Exactly repeat the material, dropping every picture from the copy.
## begin
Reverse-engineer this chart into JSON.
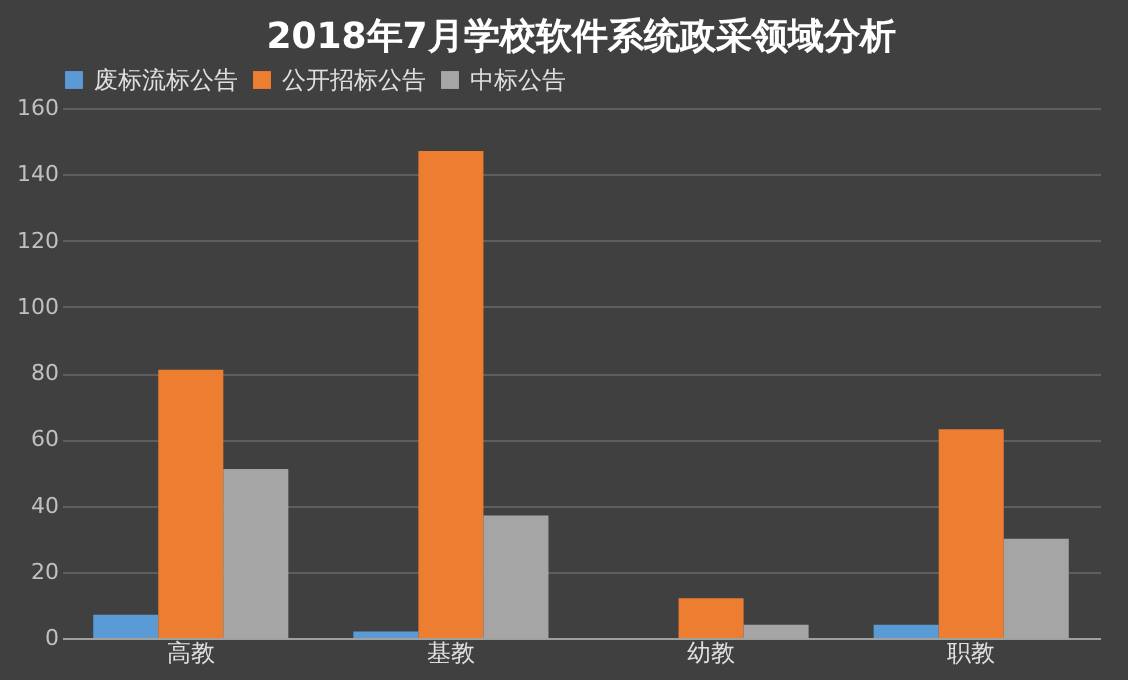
{
  "chart_data": {
    "type": "bar",
    "title": "2018年7月学校软件系统政采领域分析",
    "categories": [
      "高教",
      "基教",
      "幼教",
      "职教"
    ],
    "series": [
      {
        "name": "废标流标公告",
        "color": "#5b9bd5",
        "values": [
          7,
          2,
          0,
          4
        ]
      },
      {
        "name": "公开招标公告",
        "color": "#ed7d31",
        "values": [
          81,
          147,
          12,
          63
        ]
      },
      {
        "name": "中标公告",
        "color": "#a5a5a5",
        "values": [
          51,
          37,
          4,
          30
        ]
      }
    ],
    "ylim": [
      0,
      160
    ],
    "yticks": [
      0,
      20,
      40,
      60,
      80,
      100,
      120,
      140,
      160
    ],
    "grid": "y",
    "legend": "top"
  }
}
## end
> [EXERCISE RESULT]:
Reverse-engineer this chart into JSON.
{
  "chart_data": {
    "type": "bar",
    "title": "2018年7月学校软件系统政采领域分析",
    "categories": [
      "高教",
      "基教",
      "幼教",
      "职教"
    ],
    "series": [
      {
        "name": "废标流标公告",
        "color": "#5b9bd5",
        "values": [
          7,
          2,
          0,
          4
        ]
      },
      {
        "name": "公开招标公告",
        "color": "#ed7d31",
        "values": [
          81,
          147,
          12,
          63
        ]
      },
      {
        "name": "中标公告",
        "color": "#a5a5a5",
        "values": [
          51,
          37,
          4,
          30
        ]
      }
    ],
    "ylim": [
      0,
      160
    ],
    "yticks": [
      0,
      20,
      40,
      60,
      80,
      100,
      120,
      140,
      160
    ],
    "grid": "y",
    "legend": "top"
  }
}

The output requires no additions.